» **What this task involves**:
Scan the data below for the string "Italia". Show every line where it turns up.

[Data entries]
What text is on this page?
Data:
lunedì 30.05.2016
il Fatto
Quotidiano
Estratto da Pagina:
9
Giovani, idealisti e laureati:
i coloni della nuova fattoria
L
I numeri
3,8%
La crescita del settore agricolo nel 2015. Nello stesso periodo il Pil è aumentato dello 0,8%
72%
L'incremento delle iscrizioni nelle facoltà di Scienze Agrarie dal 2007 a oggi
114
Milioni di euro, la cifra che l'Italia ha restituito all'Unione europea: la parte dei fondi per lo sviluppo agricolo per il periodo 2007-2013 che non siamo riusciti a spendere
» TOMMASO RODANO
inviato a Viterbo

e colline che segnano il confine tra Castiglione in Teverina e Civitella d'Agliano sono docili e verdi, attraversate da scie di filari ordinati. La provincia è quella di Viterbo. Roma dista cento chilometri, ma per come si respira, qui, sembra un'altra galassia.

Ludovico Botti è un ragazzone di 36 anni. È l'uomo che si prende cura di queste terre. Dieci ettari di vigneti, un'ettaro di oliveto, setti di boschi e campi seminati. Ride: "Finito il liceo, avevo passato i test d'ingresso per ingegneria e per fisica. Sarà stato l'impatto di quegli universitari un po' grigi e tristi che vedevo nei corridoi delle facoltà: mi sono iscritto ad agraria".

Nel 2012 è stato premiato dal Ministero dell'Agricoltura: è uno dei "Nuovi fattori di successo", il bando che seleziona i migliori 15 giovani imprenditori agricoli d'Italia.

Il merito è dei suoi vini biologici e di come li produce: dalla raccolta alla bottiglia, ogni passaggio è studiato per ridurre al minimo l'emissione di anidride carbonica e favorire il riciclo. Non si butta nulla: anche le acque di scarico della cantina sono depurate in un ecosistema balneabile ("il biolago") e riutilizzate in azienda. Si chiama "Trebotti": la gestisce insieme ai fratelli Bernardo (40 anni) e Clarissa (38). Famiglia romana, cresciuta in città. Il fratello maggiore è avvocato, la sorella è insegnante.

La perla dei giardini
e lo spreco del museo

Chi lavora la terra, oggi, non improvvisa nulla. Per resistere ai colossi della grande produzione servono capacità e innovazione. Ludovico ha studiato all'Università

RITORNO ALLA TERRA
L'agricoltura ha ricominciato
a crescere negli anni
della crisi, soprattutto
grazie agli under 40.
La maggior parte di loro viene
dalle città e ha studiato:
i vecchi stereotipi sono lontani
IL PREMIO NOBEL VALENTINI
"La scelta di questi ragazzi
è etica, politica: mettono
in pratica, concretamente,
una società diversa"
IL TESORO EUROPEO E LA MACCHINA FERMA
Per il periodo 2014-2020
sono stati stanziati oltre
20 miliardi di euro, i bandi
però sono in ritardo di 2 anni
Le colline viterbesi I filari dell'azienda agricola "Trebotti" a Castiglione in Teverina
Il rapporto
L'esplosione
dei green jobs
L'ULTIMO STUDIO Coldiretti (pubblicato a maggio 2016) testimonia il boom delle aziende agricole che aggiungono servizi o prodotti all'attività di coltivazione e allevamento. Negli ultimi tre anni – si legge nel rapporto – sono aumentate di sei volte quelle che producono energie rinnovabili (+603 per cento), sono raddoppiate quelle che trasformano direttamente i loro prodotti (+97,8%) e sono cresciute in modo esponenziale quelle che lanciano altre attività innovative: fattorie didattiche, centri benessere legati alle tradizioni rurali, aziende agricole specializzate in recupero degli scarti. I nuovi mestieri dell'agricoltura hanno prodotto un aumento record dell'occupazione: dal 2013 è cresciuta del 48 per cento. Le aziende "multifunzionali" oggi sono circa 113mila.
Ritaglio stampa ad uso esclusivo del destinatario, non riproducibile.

» **Response below**:
Milioni di euro, la cifra che l'Italia ha restituito all'Unione europea: la parte dei fondi per lo sviluppo agricolo per il periodo 2007-2013 che non siamo riusciti a spendere
Nel 2012 è stato premiato dal Ministero dell'Agricoltura: è uno dei "Nuovi fattori di successo", il bando che seleziona i migliori 15 giovani imprenditori agricoli d'Italia.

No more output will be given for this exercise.